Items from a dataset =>

○ ○ ○ ○ ○ ○ ○

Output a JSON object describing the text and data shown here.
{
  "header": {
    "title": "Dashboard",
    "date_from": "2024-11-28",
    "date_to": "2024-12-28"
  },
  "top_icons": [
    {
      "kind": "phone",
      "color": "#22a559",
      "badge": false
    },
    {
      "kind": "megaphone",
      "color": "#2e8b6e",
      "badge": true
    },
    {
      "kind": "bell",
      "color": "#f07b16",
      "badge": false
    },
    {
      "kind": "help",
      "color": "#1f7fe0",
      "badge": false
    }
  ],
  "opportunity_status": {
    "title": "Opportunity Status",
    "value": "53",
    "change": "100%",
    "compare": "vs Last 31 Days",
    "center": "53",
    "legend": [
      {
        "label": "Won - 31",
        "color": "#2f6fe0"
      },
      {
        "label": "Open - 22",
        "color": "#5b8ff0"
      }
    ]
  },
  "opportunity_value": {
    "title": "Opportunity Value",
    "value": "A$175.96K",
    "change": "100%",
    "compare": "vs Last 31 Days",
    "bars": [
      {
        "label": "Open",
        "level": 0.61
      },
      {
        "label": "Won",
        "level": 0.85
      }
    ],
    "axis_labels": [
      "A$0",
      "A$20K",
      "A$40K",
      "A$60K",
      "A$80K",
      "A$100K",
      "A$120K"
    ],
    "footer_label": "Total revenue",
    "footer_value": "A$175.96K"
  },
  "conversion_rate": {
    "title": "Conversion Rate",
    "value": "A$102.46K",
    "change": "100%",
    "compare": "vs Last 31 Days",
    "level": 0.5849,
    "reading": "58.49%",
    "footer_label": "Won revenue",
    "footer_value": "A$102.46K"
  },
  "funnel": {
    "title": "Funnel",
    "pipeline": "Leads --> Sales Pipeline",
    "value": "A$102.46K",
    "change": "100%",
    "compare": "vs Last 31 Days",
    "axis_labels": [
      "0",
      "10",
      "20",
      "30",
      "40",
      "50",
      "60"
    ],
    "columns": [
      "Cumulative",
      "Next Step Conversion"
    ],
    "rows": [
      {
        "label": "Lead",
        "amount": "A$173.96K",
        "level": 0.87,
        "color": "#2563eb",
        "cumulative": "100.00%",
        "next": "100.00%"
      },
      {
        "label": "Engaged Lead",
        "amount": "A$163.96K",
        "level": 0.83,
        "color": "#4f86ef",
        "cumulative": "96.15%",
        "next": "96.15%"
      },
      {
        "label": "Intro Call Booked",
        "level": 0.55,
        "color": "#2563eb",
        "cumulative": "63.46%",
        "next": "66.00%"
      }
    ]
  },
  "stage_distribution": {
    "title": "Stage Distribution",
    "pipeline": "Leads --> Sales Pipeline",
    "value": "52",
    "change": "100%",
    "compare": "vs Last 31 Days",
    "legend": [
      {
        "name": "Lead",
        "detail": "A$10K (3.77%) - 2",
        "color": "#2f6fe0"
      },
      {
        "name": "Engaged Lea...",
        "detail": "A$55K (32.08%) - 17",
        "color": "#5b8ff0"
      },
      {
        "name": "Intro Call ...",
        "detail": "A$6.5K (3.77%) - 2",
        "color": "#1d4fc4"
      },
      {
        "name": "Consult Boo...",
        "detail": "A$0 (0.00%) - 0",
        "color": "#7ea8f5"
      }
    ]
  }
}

○ ○ ○ ○ ○ ○ ○

Task objective =>
From the records above, pick out and copy each line holding the word "name".

Result of this task =>
        "name": "Lead",
        "name": "Engaged Lea...",
        "name": "Intro Call ...",
        "name": "Consult Boo...",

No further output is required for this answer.